> Exercise aim: Read through the records below and copy each line that uses the word "this".

> Source material:
◇ ◇ ◇ ◇

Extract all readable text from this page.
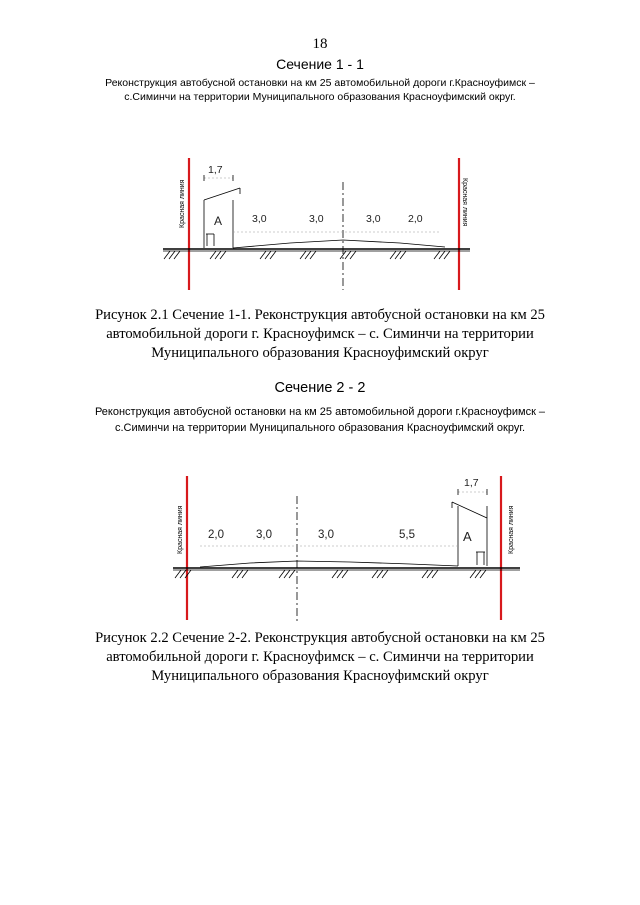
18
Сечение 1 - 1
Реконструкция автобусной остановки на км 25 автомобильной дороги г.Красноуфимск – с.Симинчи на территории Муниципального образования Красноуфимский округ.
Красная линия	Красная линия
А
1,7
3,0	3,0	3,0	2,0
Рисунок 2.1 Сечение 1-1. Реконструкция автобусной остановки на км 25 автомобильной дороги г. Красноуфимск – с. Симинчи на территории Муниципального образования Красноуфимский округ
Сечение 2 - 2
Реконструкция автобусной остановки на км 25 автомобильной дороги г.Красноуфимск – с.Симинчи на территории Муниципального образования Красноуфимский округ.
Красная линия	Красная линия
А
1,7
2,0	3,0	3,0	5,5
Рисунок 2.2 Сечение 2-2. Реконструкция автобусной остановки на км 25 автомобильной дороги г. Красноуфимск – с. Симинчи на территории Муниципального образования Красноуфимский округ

◇ ◇ ◇ ◇

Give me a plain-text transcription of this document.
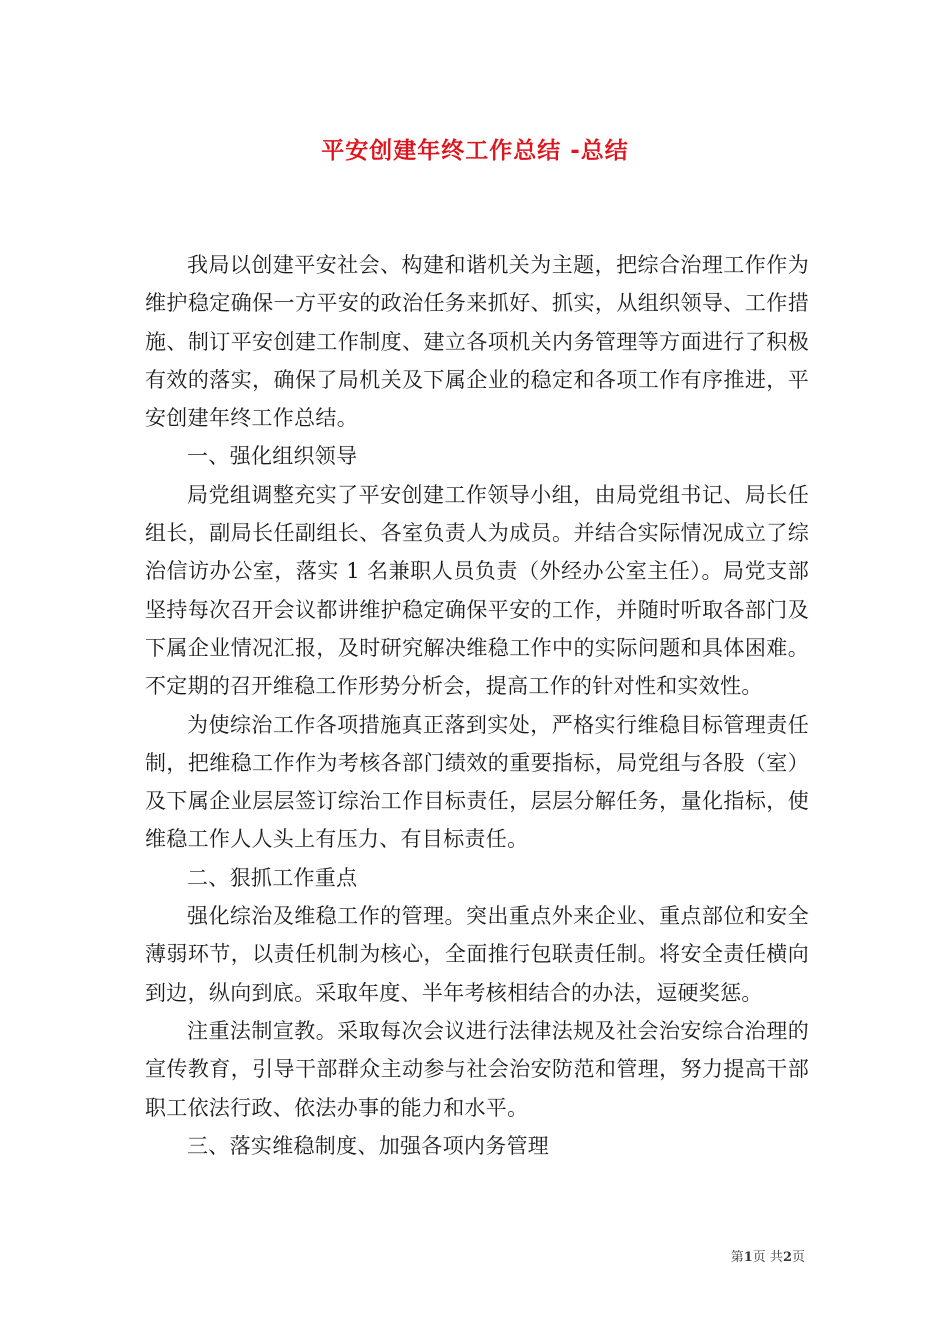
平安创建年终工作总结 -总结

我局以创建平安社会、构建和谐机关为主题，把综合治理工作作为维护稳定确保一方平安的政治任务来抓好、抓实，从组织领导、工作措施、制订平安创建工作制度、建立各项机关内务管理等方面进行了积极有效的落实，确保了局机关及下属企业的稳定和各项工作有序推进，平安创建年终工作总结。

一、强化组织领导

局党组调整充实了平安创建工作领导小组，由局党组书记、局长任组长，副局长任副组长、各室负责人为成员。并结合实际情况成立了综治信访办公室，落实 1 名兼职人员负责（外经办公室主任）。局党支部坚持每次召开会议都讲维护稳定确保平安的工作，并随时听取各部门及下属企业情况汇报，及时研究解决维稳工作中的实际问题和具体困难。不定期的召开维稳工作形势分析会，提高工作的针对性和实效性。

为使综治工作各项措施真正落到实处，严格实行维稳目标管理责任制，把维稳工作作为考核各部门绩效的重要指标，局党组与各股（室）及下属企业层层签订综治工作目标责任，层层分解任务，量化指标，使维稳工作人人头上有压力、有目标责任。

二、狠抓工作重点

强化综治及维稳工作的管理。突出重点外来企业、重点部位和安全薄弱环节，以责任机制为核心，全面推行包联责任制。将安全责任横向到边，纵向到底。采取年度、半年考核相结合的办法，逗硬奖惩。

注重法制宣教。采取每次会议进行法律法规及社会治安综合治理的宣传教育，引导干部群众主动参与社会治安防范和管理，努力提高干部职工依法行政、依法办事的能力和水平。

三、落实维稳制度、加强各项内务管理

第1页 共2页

◇ ◇ ◇ ◇

> Solution:
Extract all readable text from this page.
Give me a plain-text transcription of this document.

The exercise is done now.